### SET PROBLEM:
Copy out every line in the entries below that includes "JSON".

* begin *

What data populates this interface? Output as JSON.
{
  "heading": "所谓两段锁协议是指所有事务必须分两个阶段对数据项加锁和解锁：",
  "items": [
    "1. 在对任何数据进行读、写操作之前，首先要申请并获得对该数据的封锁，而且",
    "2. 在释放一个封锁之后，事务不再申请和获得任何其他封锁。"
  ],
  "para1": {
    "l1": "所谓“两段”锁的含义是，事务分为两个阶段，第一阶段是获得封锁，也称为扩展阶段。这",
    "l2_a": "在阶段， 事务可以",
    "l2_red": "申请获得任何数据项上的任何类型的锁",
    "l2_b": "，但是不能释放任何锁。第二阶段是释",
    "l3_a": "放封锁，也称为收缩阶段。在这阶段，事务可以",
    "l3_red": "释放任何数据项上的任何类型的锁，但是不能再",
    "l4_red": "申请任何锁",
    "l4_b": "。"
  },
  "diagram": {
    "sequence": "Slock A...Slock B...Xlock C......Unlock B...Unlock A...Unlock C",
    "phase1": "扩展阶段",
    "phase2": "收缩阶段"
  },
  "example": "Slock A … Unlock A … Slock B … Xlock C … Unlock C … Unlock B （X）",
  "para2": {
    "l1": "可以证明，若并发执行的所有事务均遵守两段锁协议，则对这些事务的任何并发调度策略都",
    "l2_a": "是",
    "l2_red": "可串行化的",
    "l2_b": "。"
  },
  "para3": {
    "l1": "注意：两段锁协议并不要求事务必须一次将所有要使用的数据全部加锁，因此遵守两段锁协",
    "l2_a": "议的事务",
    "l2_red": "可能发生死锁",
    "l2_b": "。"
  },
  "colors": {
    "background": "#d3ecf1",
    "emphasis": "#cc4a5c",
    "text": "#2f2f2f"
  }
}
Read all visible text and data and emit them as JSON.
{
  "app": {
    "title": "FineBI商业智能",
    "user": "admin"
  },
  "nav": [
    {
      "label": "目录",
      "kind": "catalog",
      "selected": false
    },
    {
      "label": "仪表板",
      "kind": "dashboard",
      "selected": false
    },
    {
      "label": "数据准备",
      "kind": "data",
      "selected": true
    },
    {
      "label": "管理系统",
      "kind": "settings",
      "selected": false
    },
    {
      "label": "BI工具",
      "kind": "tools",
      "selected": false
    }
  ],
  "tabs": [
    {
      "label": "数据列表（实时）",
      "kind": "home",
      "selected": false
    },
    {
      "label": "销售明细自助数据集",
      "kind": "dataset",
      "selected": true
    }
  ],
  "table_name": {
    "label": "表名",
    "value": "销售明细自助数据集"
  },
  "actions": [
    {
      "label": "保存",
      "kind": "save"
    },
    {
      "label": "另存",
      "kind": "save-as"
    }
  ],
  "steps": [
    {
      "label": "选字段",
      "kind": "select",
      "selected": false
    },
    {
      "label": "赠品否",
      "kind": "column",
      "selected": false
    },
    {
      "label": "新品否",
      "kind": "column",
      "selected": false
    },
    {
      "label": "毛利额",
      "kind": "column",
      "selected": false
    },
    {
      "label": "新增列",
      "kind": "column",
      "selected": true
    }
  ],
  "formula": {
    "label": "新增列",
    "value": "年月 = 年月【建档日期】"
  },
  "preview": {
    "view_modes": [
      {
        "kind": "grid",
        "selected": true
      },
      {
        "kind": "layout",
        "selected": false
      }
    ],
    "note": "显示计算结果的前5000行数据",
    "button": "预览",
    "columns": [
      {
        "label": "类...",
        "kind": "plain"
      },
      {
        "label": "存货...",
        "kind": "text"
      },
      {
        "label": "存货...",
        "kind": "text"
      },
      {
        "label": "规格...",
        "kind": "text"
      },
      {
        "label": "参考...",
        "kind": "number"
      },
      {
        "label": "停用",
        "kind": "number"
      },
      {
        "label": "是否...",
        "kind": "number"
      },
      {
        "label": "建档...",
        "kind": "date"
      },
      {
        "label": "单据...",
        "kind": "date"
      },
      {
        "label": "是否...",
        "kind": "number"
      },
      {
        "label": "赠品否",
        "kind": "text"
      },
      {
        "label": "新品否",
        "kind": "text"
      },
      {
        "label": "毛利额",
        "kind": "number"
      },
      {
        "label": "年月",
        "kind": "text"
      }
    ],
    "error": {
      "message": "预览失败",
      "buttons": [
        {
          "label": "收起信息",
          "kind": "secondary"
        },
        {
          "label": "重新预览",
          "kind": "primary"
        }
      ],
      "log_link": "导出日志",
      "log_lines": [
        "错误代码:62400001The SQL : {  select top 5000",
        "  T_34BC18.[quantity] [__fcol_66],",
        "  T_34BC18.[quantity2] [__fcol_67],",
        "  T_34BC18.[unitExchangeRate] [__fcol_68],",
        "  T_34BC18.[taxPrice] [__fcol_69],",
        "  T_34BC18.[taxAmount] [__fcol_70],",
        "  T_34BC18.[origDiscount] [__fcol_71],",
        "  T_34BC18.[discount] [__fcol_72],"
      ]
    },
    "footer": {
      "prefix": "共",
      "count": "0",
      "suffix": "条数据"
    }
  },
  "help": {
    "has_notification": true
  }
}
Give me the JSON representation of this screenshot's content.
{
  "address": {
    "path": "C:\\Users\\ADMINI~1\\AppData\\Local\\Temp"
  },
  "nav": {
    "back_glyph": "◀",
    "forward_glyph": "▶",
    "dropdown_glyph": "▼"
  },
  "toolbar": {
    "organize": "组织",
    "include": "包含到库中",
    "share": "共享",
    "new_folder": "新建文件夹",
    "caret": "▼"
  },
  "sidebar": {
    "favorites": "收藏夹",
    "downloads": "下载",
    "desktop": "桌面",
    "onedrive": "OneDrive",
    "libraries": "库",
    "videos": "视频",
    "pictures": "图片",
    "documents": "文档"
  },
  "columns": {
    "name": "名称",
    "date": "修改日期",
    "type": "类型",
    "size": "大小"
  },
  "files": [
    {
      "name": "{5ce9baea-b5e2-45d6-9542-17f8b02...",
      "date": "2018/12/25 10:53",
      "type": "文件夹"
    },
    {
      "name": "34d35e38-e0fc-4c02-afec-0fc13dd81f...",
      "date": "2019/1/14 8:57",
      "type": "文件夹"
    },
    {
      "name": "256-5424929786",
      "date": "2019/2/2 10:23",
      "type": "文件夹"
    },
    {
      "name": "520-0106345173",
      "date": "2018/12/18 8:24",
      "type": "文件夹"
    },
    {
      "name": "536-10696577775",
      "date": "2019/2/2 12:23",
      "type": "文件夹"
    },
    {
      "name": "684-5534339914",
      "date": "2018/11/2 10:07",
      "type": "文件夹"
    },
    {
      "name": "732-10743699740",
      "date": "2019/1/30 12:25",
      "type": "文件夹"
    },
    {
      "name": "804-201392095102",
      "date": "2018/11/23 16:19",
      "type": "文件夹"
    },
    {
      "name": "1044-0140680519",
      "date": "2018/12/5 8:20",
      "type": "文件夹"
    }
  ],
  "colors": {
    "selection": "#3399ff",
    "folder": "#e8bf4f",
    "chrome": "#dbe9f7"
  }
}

* end *

### EXERCISE ANSWER:
What data populates this interface? Output as JSON.
Read all visible text and data and emit them as JSON.
Give me the JSON representation of this screenshot's content.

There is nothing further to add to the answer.